## Supplied passage
Tag Archives: belonging

Having the Dream

I recently visited Tanzania with a group of outspoken high school students and three travel-seasoned peers. I wanted to find my place; to follow the steps of my grandparents and parents to Tanzania, the central character of my family’s history. I took these notes at night, when only the Maasai guards who protected the camp would witness my mzungu headlamp-illuminated jet lag and delirium.

*          *          *

We spend our first week camping at Meserani Snake Park, about 15 miles west of Arusha. Meserani is alive with sound. Late summer thunderstorms modulate the volume and intensity. Motorists honk on the nearby highway; herds of goats, cows, and camels chatter and bleat; birds coo in the trees, underscored by the grating call of guinea fowl families that wander the campsite; insects titter and chirp. Only the staccato of sudden rain drowns the sounds outside. Cool, damp air filters through the rain flaps as raindrops bounce off the tent onto wet blades of grass. Bass thumps from a bar outside the park’s gates; the party there is still going strong at 4 a.m. At dawn, a muezzin calls worshippers to pray.

Meserani is, for someone like me, a trial by fire. I’m not accustomed to sleeping in tents for extended periods of time; I don’t find living out of a backpack glamorous, rustic, hip, or especially fun. But, despite frequent nightly thunderstorms, my tent remains dry. I have access to clean water and food that far exceeds what I anticipated. We tour schools and Maasai villages: enclaves, or kraals, of circular houses with thatched roofs and walls made of mud, ash, and dung. Our Maasai guides recycle tires for sandals – an ingenious all-terrain solution against the elements, especially the blistering heat, which sears the skin even in early morning hours. By day three at Meserani, I learn a root lesson: Acceptance is a friend.

DSC_0332_2

I also learn to look up, literally and metaphorically. When I feel alone, I shift my gaze and change my mood for the better. I become enchanted by the lovebirds at Meserani, who build their homes in the safety of wooden huts. I spend a disproportionate amount of time photographing them, and I am happy to do it. I discover hornbills and hanging nests. I don’t consider myself a textbook bird enthusiast, but it is not lost on me that the universe is sharing so many beautiful things that take flight.

DSC_0456

Our second week urges us out of the park. We pack our already-economical clothing and sundries into even more conservative daypacks, readying for three days of safari. We drive further inland to Mto Wa Mbu, an entry point to the Ngorongoro Crater and Serengeti National Park. After a night’s rest at Twiga camp, we drive along the crater’s rim, overlooking what the Maasai termed the “big hole.”

## Working data

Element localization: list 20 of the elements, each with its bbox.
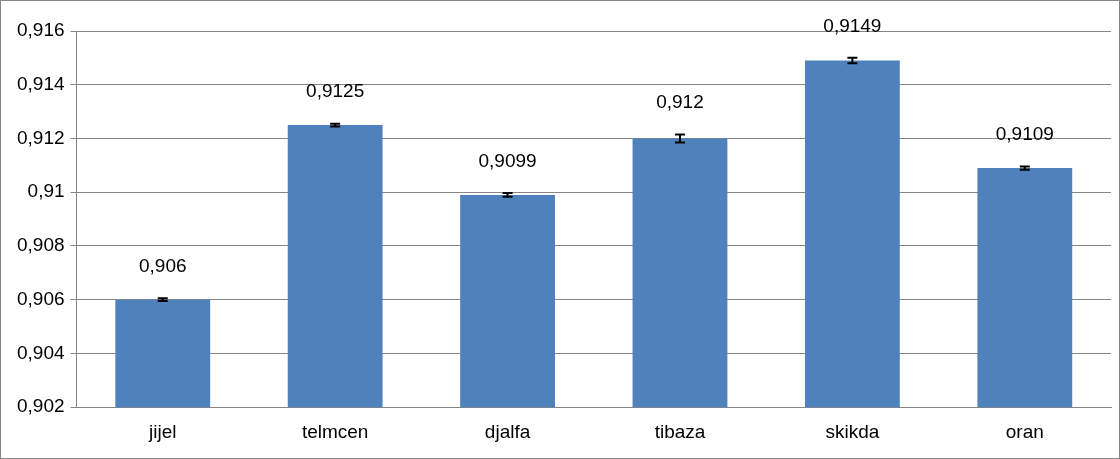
- x-tick-label: skikda: [825, 420, 880, 442]
- data-label: 0,9149: [823, 14, 882, 36]
- data-label: 0,9125: [306, 80, 365, 102]
- x-tick-label: tibaza: [654, 420, 706, 442]
- data-label: 0,9109: [995, 123, 1054, 145]
- y-tick-label: 0,904: [17, 341, 65, 363]
- y-tick-label: 0,906: [17, 287, 65, 309]
- data-label: 0,912: [656, 91, 704, 113]
- y-tick-label: 0,916: [17, 19, 65, 41]
- x-tick-label: telmcen: [301, 420, 369, 442]
- y-tick-label: 0,902: [17, 395, 65, 417]
- x-tick-label: oran: [1005, 420, 1044, 442]
- y-tick-label: 0,912: [17, 126, 65, 148]
- data-label: 0,906: [138, 255, 187, 277]
- y-tick-label: 0,91: [27, 180, 65, 202]
- x-tick-label: jijel: [148, 420, 177, 442]
- x-tick-label: djalfa: [484, 420, 531, 442]
- data-label: 0,9099: [478, 149, 537, 171]
- y-tick-label: 0,914: [17, 72, 65, 94]
- y-tick-label: 0,908: [17, 234, 65, 256]
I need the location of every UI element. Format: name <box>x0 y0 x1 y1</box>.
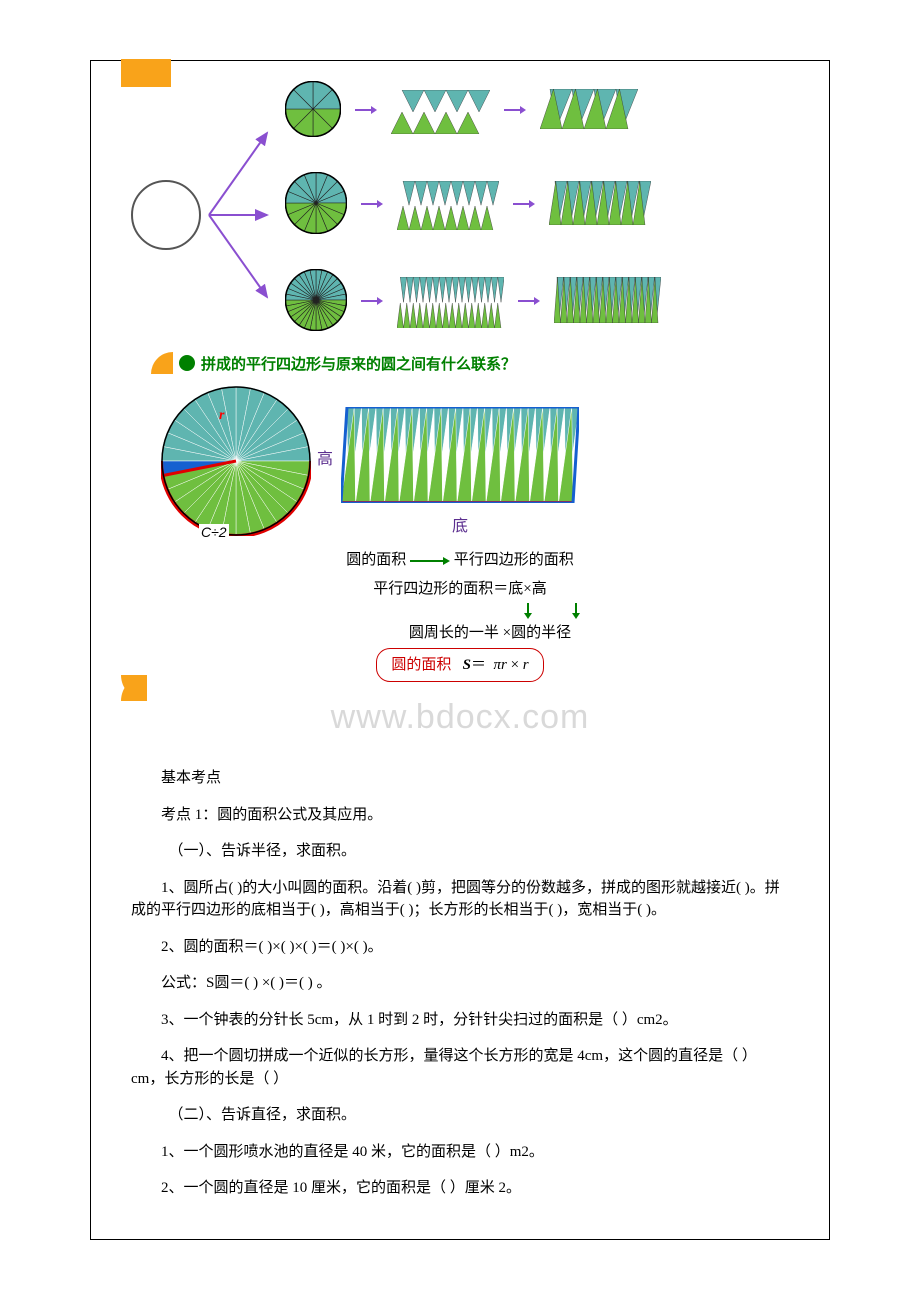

## Written request 1
In the rows, copy out every line between the one holding "- x-tick-label: skikda: [825, 420, 880, 442]" and the one holding "- data-label: 0,912: [656, 91, 704, 113]", inclusive.
## Written request 2
Write what comes next in the account of the Tanzania trip, starting right after its final sentence.

## Written response 1
- x-tick-label: skikda: [825, 420, 880, 442]
- data-label: 0,9149: [823, 14, 882, 36]
- data-label: 0,9125: [306, 80, 365, 102]
- x-tick-label: tibaza: [654, 420, 706, 442]
- data-label: 0,9109: [995, 123, 1054, 145]
- y-tick-label: 0,904: [17, 341, 65, 363]
- y-tick-label: 0,906: [17, 287, 65, 309]
- data-label: 0,912: [656, 91, 704, 113]

## Written response 2
DSC_1222

Lush rounded hills surround the crater – we could be driving through Idaho or Scotland, if not for the wandering tribes of giraffe, who feast from treetops off the sides of the road. I am not sure whether it is the giraffes or the elevation, but I feel buoyant.

DSC_1202

We descend the crater’s base into a valley floor that exposes miles of uninterrupted horizon. I did not expect the entrance to Serengeti National Park to be so vast: tall, yellowing grass rustles in every direction as far as the eye can see.

DSC_0635

We raise the top on the safari truck, giving us shade from the relentless sun and access to a welcome breeze. We drive towards our campsite at Seronera, roughly midway into the park. Zebras and wildebeests flank the road. Most of the noise vanishes; the only chatter here comes from the adolescent creatures inside the vehicle. Standing in sock feet on the truck’s upholstered seats, our bodies pliant and bouncing with the ruts in the road, we watch the late afternoon sun cast rosy golden hues in an all-too-short “magic hour” before setting into a long Equatorial night.

DSC_0745

What soggy tents? What annoying guinea fowl? The Serengeti frees the mind of complaint. We wake up to elephant families, wandering languidly through the dewy landscape, and lionesses fending off hyenas from a recent kill. A herd of purple-grey hippos capitalize on a recently rain-filled pond. Storks line treetops. In the green passageways of the Serengeti, I consider pleading with our guide to let me out of the truck. This is my stop.

DSC_1131

We return to the crater’s rim for the last night of safari. The amethyst sky explodes in milky, bright constellations. Several of us stop in our tracks on the dirt path to and from the restrooms, captive to the stars; our headlamps narrowly prevent our silhouettes from crashing in the dark. Baboons we cannot see scurry through the grass. Hyenas whoop and bark to one another. Lightning flashes in the distance. In the morning, fingers of fog mute the sunrise.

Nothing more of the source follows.